[Extracted data entries]

>>

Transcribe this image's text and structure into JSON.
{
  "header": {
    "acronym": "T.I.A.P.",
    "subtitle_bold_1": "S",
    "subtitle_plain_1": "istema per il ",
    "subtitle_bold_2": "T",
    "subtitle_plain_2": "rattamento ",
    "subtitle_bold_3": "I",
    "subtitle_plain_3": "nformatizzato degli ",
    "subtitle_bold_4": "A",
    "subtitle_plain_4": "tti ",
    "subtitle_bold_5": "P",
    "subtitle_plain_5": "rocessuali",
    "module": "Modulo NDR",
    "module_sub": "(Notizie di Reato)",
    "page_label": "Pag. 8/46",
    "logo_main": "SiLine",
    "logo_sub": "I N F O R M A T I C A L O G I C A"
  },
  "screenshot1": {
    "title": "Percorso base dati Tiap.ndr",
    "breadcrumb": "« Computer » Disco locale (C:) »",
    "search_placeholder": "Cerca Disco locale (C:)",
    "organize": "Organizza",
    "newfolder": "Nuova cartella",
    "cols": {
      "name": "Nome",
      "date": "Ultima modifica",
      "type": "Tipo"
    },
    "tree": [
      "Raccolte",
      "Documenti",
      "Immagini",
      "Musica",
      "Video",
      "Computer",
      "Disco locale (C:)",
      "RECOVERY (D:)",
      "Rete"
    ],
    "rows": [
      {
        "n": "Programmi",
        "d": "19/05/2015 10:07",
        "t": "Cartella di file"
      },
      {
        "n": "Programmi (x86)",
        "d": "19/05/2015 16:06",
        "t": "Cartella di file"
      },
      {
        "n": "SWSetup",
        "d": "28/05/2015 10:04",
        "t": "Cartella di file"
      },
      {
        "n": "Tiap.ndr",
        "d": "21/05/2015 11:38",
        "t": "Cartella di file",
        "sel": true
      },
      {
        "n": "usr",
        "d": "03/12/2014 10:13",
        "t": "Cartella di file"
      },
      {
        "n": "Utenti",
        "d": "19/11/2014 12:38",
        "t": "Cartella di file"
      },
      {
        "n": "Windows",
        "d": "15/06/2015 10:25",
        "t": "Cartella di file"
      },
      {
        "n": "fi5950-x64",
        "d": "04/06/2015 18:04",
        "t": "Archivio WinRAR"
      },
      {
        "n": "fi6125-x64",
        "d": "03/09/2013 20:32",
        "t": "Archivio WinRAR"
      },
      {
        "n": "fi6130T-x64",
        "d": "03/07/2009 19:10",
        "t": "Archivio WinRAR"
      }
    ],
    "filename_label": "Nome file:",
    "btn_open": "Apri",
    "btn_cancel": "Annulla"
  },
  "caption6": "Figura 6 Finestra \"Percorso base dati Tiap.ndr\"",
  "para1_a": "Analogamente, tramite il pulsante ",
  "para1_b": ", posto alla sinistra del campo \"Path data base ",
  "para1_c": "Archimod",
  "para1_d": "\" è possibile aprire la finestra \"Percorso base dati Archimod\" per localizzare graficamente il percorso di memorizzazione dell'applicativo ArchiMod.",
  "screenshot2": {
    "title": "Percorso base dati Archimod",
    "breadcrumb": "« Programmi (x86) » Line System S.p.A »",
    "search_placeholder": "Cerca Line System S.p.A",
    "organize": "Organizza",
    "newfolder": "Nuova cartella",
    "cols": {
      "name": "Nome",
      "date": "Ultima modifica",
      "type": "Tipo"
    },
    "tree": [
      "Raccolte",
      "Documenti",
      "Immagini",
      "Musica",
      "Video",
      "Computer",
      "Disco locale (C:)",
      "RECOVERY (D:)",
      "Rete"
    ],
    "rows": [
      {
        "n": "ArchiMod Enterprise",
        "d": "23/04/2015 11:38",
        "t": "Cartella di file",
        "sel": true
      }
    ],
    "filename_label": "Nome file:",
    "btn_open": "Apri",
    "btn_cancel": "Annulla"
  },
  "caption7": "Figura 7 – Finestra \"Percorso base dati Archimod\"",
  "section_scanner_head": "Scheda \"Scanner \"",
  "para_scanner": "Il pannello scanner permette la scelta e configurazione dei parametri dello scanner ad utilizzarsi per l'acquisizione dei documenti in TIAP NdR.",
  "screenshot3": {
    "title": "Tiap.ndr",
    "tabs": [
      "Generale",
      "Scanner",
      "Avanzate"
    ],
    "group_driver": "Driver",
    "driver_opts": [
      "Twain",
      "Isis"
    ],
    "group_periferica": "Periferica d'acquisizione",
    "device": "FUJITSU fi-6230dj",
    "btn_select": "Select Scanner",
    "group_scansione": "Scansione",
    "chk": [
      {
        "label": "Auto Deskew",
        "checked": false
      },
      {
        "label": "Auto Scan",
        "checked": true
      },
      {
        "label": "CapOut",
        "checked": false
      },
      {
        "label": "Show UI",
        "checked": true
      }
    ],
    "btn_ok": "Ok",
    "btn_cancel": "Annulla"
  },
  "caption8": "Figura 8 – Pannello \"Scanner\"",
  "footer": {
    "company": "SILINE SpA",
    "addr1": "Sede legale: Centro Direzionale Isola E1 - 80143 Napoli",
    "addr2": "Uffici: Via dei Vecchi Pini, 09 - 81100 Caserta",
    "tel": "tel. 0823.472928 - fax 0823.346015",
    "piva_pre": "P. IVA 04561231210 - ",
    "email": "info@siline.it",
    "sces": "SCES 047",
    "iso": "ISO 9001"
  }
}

<<

Exercise objective = Copy out each record exactly as given, omitting none.

Problem solution =
Transcribe this image's text and structure into JSON.
{
  "header": {
    "acronym": "T.I.A.P.",
    "subtitle_bold_1": "S",
    "subtitle_plain_1": "istema per il ",
    "subtitle_bold_2": "T",
    "subtitle_plain_2": "rattamento ",
    "subtitle_bold_3": "I",
    "subtitle_plain_3": "nformatizzato degli ",
    "subtitle_bold_4": "A",
    "subtitle_plain_4": "tti ",
    "subtitle_bold_5": "P",
    "subtitle_plain_5": "rocessuali",
    "module": "Modulo NDR",
    "module_sub": "(Notizie di Reato)",
    "page_label": "Pag. 8/46",
    "logo_main": "SiLine",
    "logo_sub": "I N F O R M A T I C A L O G I C A"
  },
  "screenshot1": {
    "title": "Percorso base dati Tiap.ndr",
    "breadcrumb": "« Computer » Disco locale (C:) »",
    "search_placeholder": "Cerca Disco locale (C:)",
    "organize": "Organizza",
    "newfolder": "Nuova cartella",
    "cols": {
      "name": "Nome",
      "date": "Ultima modifica",
      "type": "Tipo"
    },
    "tree": [
      "Raccolte",
      "Documenti",
      "Immagini",
      "Musica",
      "Video",
      "Computer",
      "Disco locale (C:)",
      "RECOVERY (D:)",
      "Rete"
    ],
    "rows": [
      {
        "n": "Programmi",
        "d": "19/05/2015 10:07",
        "t": "Cartella di file"
      },
      {
        "n": "Programmi (x86)",
        "d": "19/05/2015 16:06",
        "t": "Cartella di file"
      },
      {
        "n": "SWSetup",
        "d": "28/05/2015 10:04",
        "t": "Cartella di file"
      },
      {
        "n": "Tiap.ndr",
        "d": "21/05/2015 11:38",
        "t": "Cartella di file",
        "sel": true
      },
      {
        "n": "usr",
        "d": "03/12/2014 10:13",
        "t": "Cartella di file"
      },
      {
        "n": "Utenti",
        "d": "19/11/2014 12:38",
        "t": "Cartella di file"
      },
      {
        "n": "Windows",
        "d": "15/06/2015 10:25",
        "t": "Cartella di file"
      },
      {
        "n": "fi5950-x64",
        "d": "04/06/2015 18:04",
        "t": "Archivio WinRAR"
      },
      {
        "n": "fi6125-x64",
        "d": "03/09/2013 20:32",
        "t": "Archivio WinRAR"
      },
      {
        "n": "fi6130T-x64",
        "d": "03/07/2009 19:10",
        "t": "Archivio WinRAR"
      }
    ],
    "filename_label": "Nome file:",
    "btn_open": "Apri",
    "btn_cancel": "Annulla"
  },
  "caption6": "Figura 6 Finestra \"Percorso base dati Tiap.ndr\"",
  "para1_a": "Analogamente, tramite il pulsante ",
  "para1_b": ", posto alla sinistra del campo \"Path data base ",
  "para1_c": "Archimod",
  "para1_d": "\" è possibile aprire la finestra \"Percorso base dati Archimod\" per localizzare graficamente il percorso di memorizzazione dell'applicativo ArchiMod.",
  "screenshot2": {
    "title": "Percorso base dati Archimod",
    "breadcrumb": "« Programmi (x86) » Line System S.p.A »",
    "search_placeholder": "Cerca Line System S.p.A",
    "organize": "Organizza",
    "newfolder": "Nuova cartella",
    "cols": {
      "name": "Nome",
      "date": "Ultima modifica",
      "type": "Tipo"
    },
    "tree": [
      "Raccolte",
      "Documenti",
      "Immagini",
      "Musica",
      "Video",
      "Computer",
      "Disco locale (C:)",
      "RECOVERY (D:)",
      "Rete"
    ],
    "rows": [
      {
        "n": "ArchiMod Enterprise",
        "d": "23/04/2015 11:38",
        "t": "Cartella di file",
        "sel": true
      }
    ],
    "filename_label": "Nome file:",
    "btn_open": "Apri",
    "btn_cancel": "Annulla"
  },
  "caption7": "Figura 7 – Finestra \"Percorso base dati Archimod\"",
  "section_scanner_head": "Scheda \"Scanner \"",
  "para_scanner": "Il pannello scanner permette la scelta e configurazione dei parametri dello scanner ad utilizzarsi per l'acquisizione dei documenti in TIAP NdR.",
  "screenshot3": {
    "title": "Tiap.ndr",
    "tabs": [
      "Generale",
      "Scanner",
      "Avanzate"
    ],
    "group_driver": "Driver",
    "driver_opts": [
      "Twain",
      "Isis"
    ],
    "group_periferica": "Periferica d'acquisizione",
    "device": "FUJITSU fi-6230dj",
    "btn_select": "Select Scanner",
    "group_scansione": "Scansione",
    "chk": [
      {
        "label": "Auto Deskew",
        "checked": false
      },
      {
        "label": "Auto Scan",
        "checked": true
      },
      {
        "label": "CapOut",
        "checked": false
      },
      {
        "label": "Show UI",
        "checked": true
      }
    ],
    "btn_ok": "Ok",
    "btn_cancel": "Annulla"
  },
  "caption8": "Figura 8 – Pannello \"Scanner\"",
  "footer": {
    "company": "SILINE SpA",
    "addr1": "Sede legale: Centro Direzionale Isola E1 - 80143 Napoli",
    "addr2": "Uffici: Via dei Vecchi Pini, 09 - 81100 Caserta",
    "tel": "tel. 0823.472928 - fax 0823.346015",
    "piva_pre": "P. IVA 04561231210 - ",
    "email": "info@siline.it",
    "sces": "SCES 047",
    "iso": "ISO 9001"
  }
}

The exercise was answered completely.